PROBLEM TO WORK ON: Reproduce every entry that follows word for word, but omit the images.

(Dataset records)
━━━━━━━━━━━━━━━━━━━━━━━━━━━━━━
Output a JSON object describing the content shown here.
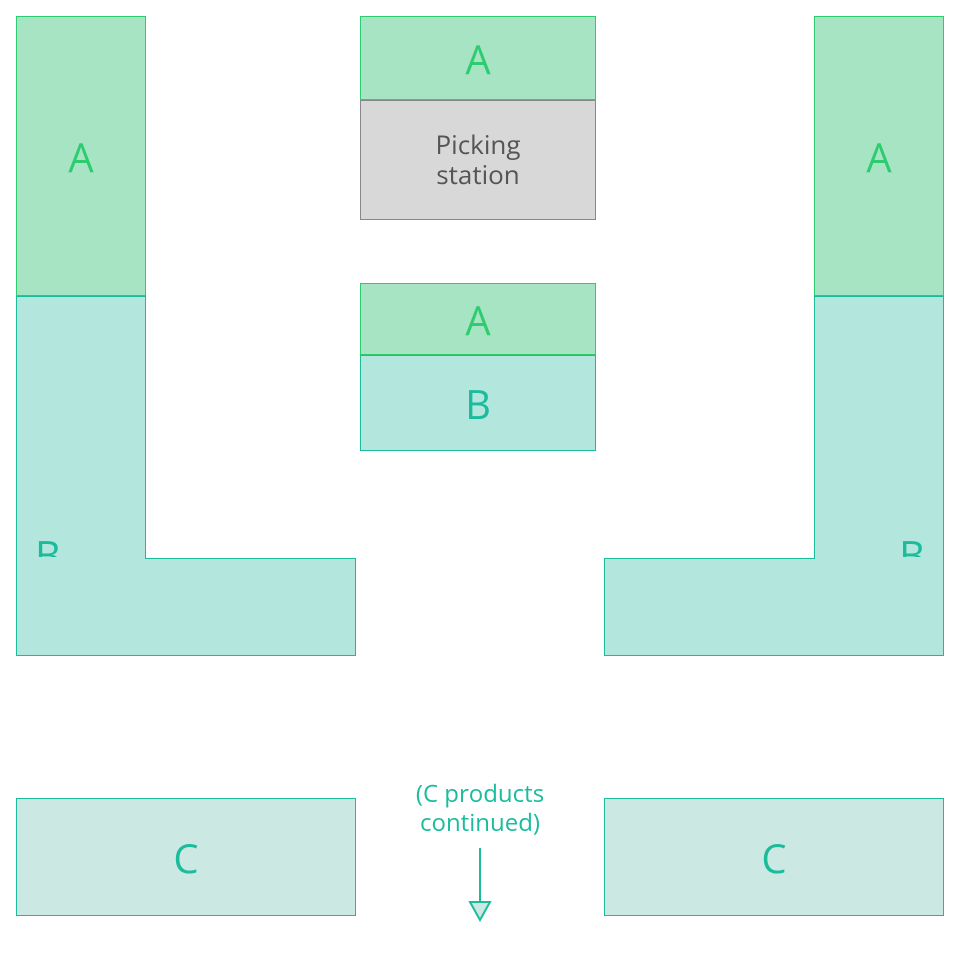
{
  "labels": {
    "A": "A",
    "B": "B",
    "C": "C",
    "picking_station": "Picking\nstation",
    "c_continued": "(C products\ncontinued)"
  },
  "colors": {
    "zone_a_fill": "#a7e4c3",
    "zone_a_stroke": "#2ecc71",
    "zone_b_fill": "#b3e6dd",
    "zone_b_stroke": "#1abc9c",
    "zone_c_fill": "#cce8e2",
    "zone_c_stroke": "#1abc9c",
    "station_fill": "#d8d8d8",
    "station_stroke": "#888888"
  },
  "layout_hint": "ABC slotting diagram: picking station at top centre; A-zones nearest the station (top of side columns, top of central block, above station); B-zones next (lower side columns extended inward into L-shapes, lower half of central block); C-zones at bottom with arrow indicating continuation."
}
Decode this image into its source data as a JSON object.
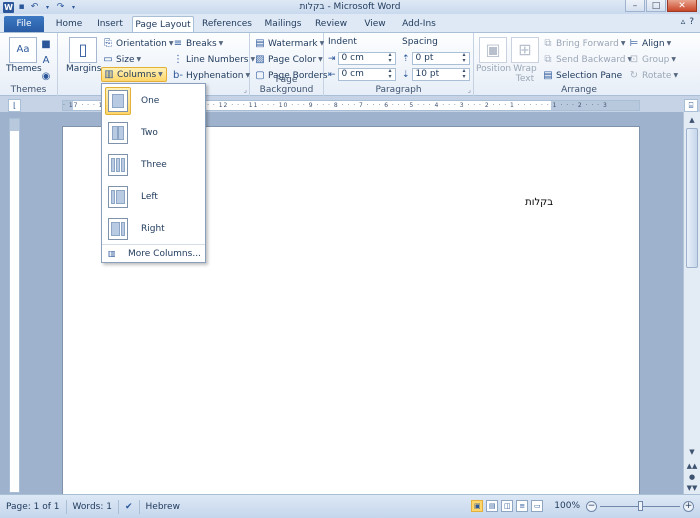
{
  "window": {
    "title": "בקלות  -  Microsoft Word",
    "app_icon": "W"
  },
  "tabs": [
    {
      "label": "File"
    },
    {
      "label": "Home"
    },
    {
      "label": "Insert"
    },
    {
      "label": "Page Layout"
    },
    {
      "label": "References"
    },
    {
      "label": "Mailings"
    },
    {
      "label": "Review"
    },
    {
      "label": "View"
    },
    {
      "label": "Add-Ins"
    }
  ],
  "ribbon": {
    "themes": {
      "themes_label": "Themes",
      "group_label": "Themes"
    },
    "page_setup": {
      "margins": "Margins",
      "orientation": "Orientation",
      "size": "Size",
      "columns": "Columns",
      "breaks": "Breaks",
      "line_numbers": "Line Numbers",
      "hyphenation": "Hyphenation"
    },
    "page_background": {
      "watermark": "Watermark",
      "page_color": "Page Color",
      "page_borders": "Page Borders",
      "group_label": "Page Background"
    },
    "paragraph": {
      "indent_label": "Indent",
      "spacing_label": "Spacing",
      "indent_left": "0 cm",
      "indent_right": "0 cm",
      "spacing_before": "0 pt",
      "spacing_after": "10 pt",
      "group_label": "Paragraph"
    },
    "arrange": {
      "position": "Position",
      "wrap_text_1": "Wrap",
      "wrap_text_2": "Text",
      "bring_forward": "Bring Forward",
      "send_backward": "Send Backward",
      "selection_pane": "Selection Pane",
      "align": "Align",
      "group": "Group",
      "rotate": "Rotate",
      "group_label": "Arrange"
    }
  },
  "ruler": {
    "ticks": "· 17 · · · 16 · · · 15 · · · 14 · · · 13 · · · 12 · · · 11 · · · 10 · · · 9 · · · 8 · · · 7 · · · 6 · · · 5 · · · 4 · · · 3 · · · 2 · · · 1 · · · · · · 1 · · · 2 · · · 3"
  },
  "document": {
    "text": "בקלות"
  },
  "columns_menu": {
    "items": [
      {
        "label": "One"
      },
      {
        "label": "Two"
      },
      {
        "label": "Three"
      },
      {
        "label": "Left"
      },
      {
        "label": "Right"
      }
    ],
    "more": "More Columns..."
  },
  "statusbar": {
    "page": "Page: 1 of 1",
    "words": "Words: 1",
    "language": "Hebrew",
    "zoom": "100%",
    "zoom_level_percent": 100
  }
}
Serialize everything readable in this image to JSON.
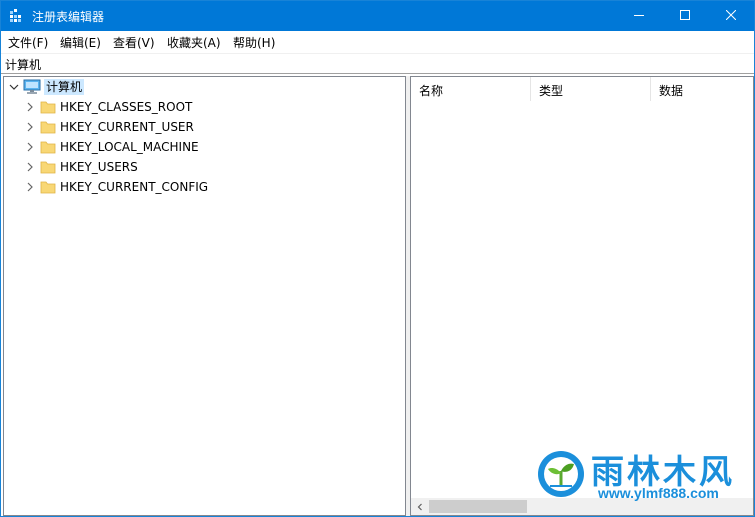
{
  "window": {
    "title": "注册表编辑器",
    "accent_color": "#0078d7",
    "controls": {
      "minimize_icon": "minimize-icon",
      "maximize_icon": "maximize-icon",
      "close_icon": "close-icon"
    }
  },
  "menubar": {
    "items": [
      {
        "label": "文件(F)"
      },
      {
        "label": "编辑(E)"
      },
      {
        "label": "查看(V)"
      },
      {
        "label": "收藏夹(A)"
      },
      {
        "label": "帮助(H)"
      }
    ]
  },
  "address": {
    "path": "计算机"
  },
  "tree": {
    "root": {
      "label": "计算机",
      "icon": "computer-icon",
      "expanded": true,
      "selected": true
    },
    "children": [
      {
        "label": "HKEY_CLASSES_ROOT",
        "icon": "folder-icon"
      },
      {
        "label": "HKEY_CURRENT_USER",
        "icon": "folder-icon"
      },
      {
        "label": "HKEY_LOCAL_MACHINE",
        "icon": "folder-icon"
      },
      {
        "label": "HKEY_USERS",
        "icon": "folder-icon"
      },
      {
        "label": "HKEY_CURRENT_CONFIG",
        "icon": "folder-icon"
      }
    ]
  },
  "list": {
    "columns": [
      {
        "label": "名称"
      },
      {
        "label": "类型"
      },
      {
        "label": "数据"
      }
    ],
    "rows": []
  },
  "watermark": {
    "title": "雨林木风",
    "url": "www.ylmf888.com",
    "color": "#1b8fdb"
  }
}
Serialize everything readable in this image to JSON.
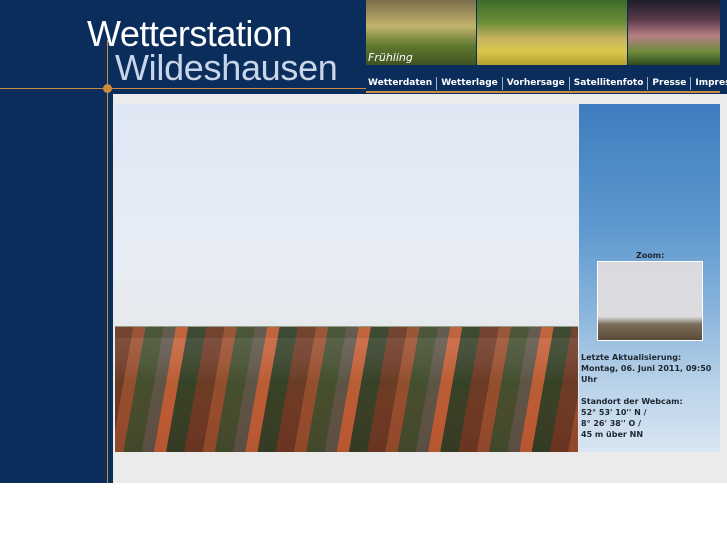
{
  "header": {
    "logo_line1": "Wetterstation",
    "logo_line2": "Wildeshausen",
    "season_caption": "Frühling"
  },
  "nav": {
    "items": [
      "Wetterdaten",
      "Wetterlage",
      "Vorhersage",
      "Satellitenfoto",
      "Presse",
      "Impressum"
    ]
  },
  "sidebar": {
    "zoom_label": "Zoom:",
    "update_label": "Letzte Aktualisierung:",
    "update_value": "Montag, 06. Juni 2011, 09:50 Uhr",
    "standort_label": "Standort der Webcam:",
    "lat": "52° 53' 10'' N /",
    "lon": "8° 26' 38'' O /",
    "alt": "45 m über NN"
  },
  "colors": {
    "frame": "#0b2d5c",
    "accent": "#c98b45",
    "content_bg": "#ebebeb"
  }
}
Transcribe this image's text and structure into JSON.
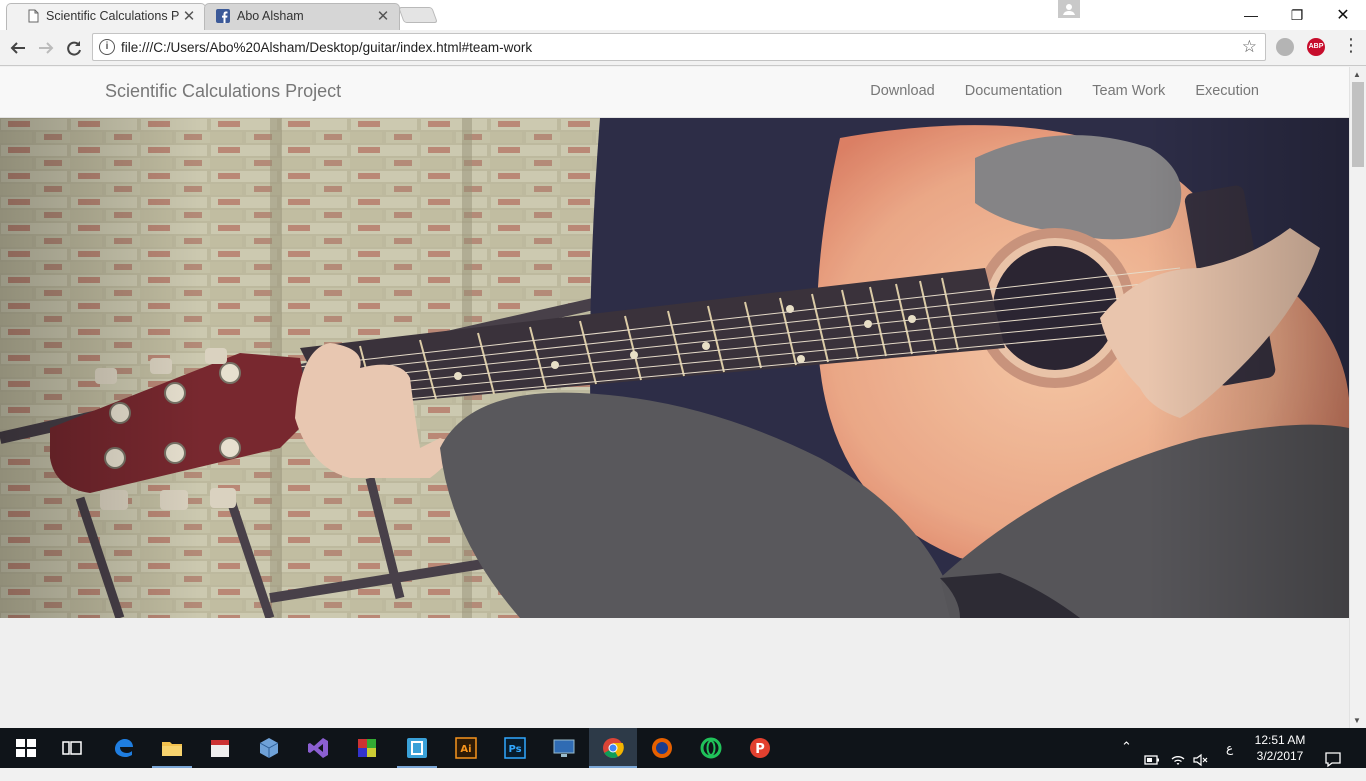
━━━━━━━━━━━━━━━━━━━━━━━━━━━━━━
OUTPUT BELOW:
Output a JSON object describing the content shown here.
{
  "labels": {
    "A": "A",
    "B": "B",
    "C": "C",
    "picking_station": "Picking\nstation",
    "c_continued": "(C products\ncontinued)"
  },
  "colors": {
    "zone_a_fill": "#a7e4c3",
    "zone_a_stroke": "#2ecc71",
    "zone_b_fill": "#b3e6dd",
    "zone_b_stroke": "#1abc9c",
    "zone_c_fill": "#cce8e2",
    "zone_c_stroke": "#1abc9c",
    "station_fill": "#d8d8d8",
    "station_stroke": "#888888"
  },
  "layout_hint": "ABC slotting diagram: picking station at top centre; A-zones nearest the station (top of side columns, top of central block, above station); B-zones next (lower side columns extended inward into L-shapes, lower half of central block); C-zones at bottom with arrow indicating continuation."
}
Decode this image into its source data as a JSON object.
{
  "window": {
    "title": "בקלות  -  Microsoft Word",
    "app_icon": "W"
  },
  "tabs": [
    {
      "label": "File"
    },
    {
      "label": "Home"
    },
    {
      "label": "Insert"
    },
    {
      "label": "Page Layout"
    },
    {
      "label": "References"
    },
    {
      "label": "Mailings"
    },
    {
      "label": "Review"
    },
    {
      "label": "View"
    },
    {
      "label": "Add-Ins"
    }
  ],
  "ribbon": {
    "themes": {
      "themes_label": "Themes",
      "group_label": "Themes"
    },
    "page_setup": {
      "margins": "Margins",
      "orientation": "Orientation",
      "size": "Size",
      "columns": "Columns",
      "breaks": "Breaks",
      "line_numbers": "Line Numbers",
      "hyphenation": "Hyphenation"
    },
    "page_background": {
      "watermark": "Watermark",
      "page_color": "Page Color",
      "page_borders": "Page Borders",
      "group_label": "Page Background"
    },
    "paragraph": {
      "indent_label": "Indent",
      "spacing_label": "Spacing",
      "indent_left": "0 cm",
      "indent_right": "0 cm",
      "spacing_before": "0 pt",
      "spacing_after": "10 pt",
      "group_label": "Paragraph"
    },
    "arrange": {
      "position": "Position",
      "wrap_text_1": "Wrap",
      "wrap_text_2": "Text",
      "bring_forward": "Bring Forward",
      "send_backward": "Send Backward",
      "selection_pane": "Selection Pane",
      "align": "Align",
      "group": "Group",
      "rotate": "Rotate",
      "group_label": "Arrange"
    }
  },
  "ruler": {
    "ticks": "· 17 · · · 16 · · · 15 · · · 14 · · · 13 · · · 12 · · · 11 · · · 10 · · · 9 · · · 8 · · · 7 · · · 6 · · · 5 · · · 4 · · · 3 · · · 2 · · · 1 · · · · · · 1 · · · 2 · · · 3"
  },
  "document": {
    "text": "בקלות"
  },
  "columns_menu": {
    "items": [
      {
        "label": "One"
      },
      {
        "label": "Two"
      },
      {
        "label": "Three"
      },
      {
        "label": "Left"
      },
      {
        "label": "Right"
      }
    ],
    "more": "More Columns..."
  },
  "statusbar": {
    "page": "Page: 1 of 1",
    "words": "Words: 1",
    "language": "Hebrew",
    "zoom": "100%",
    "zoom_level_percent": 100
  }
}
Serialize everything readable in this image to JSON.
{
  "window": {
    "title": "注册表编辑器",
    "accent_color": "#0078d7",
    "controls": {
      "minimize_icon": "minimize-icon",
      "maximize_icon": "maximize-icon",
      "close_icon": "close-icon"
    }
  },
  "menubar": {
    "items": [
      {
        "label": "文件(F)"
      },
      {
        "label": "编辑(E)"
      },
      {
        "label": "查看(V)"
      },
      {
        "label": "收藏夹(A)"
      },
      {
        "label": "帮助(H)"
      }
    ]
  },
  "address": {
    "path": "计算机"
  },
  "tree": {
    "root": {
      "label": "计算机",
      "icon": "computer-icon",
      "expanded": true,
      "selected": true
    },
    "children": [
      {
        "label": "HKEY_CLASSES_ROOT",
        "icon": "folder-icon"
      },
      {
        "label": "HKEY_CURRENT_USER",
        "icon": "folder-icon"
      },
      {
        "label": "HKEY_LOCAL_MACHINE",
        "icon": "folder-icon"
      },
      {
        "label": "HKEY_USERS",
        "icon": "folder-icon"
      },
      {
        "label": "HKEY_CURRENT_CONFIG",
        "icon": "folder-icon"
      }
    ]
  },
  "list": {
    "columns": [
      {
        "label": "名称"
      },
      {
        "label": "类型"
      },
      {
        "label": "数据"
      }
    ],
    "rows": []
  },
  "watermark": {
    "title": "雨林木风",
    "url": "www.ylmf888.com",
    "color": "#1b8fdb"
  }
}
Serialize everything readable in this image to JSON.
{
  "header": {
    "logo_line1": "Wetterstation",
    "logo_line2": "Wildeshausen",
    "season_caption": "Frühling"
  },
  "nav": {
    "items": [
      "Wetterdaten",
      "Wetterlage",
      "Vorhersage",
      "Satellitenfoto",
      "Presse",
      "Impressum"
    ]
  },
  "sidebar": {
    "zoom_label": "Zoom:",
    "update_label": "Letzte Aktualisierung:",
    "update_value": "Montag, 06. Juni 2011, 09:50 Uhr",
    "standort_label": "Standort der Webcam:",
    "lat": "52° 53' 10'' N /",
    "lon": "8° 26' 38'' O /",
    "alt": "45 m über NN"
  },
  "colors": {
    "frame": "#0b2d5c",
    "accent": "#c98b45",
    "content_bg": "#ebebeb"
  }
}
Transcribe this image's text and structure into JSON.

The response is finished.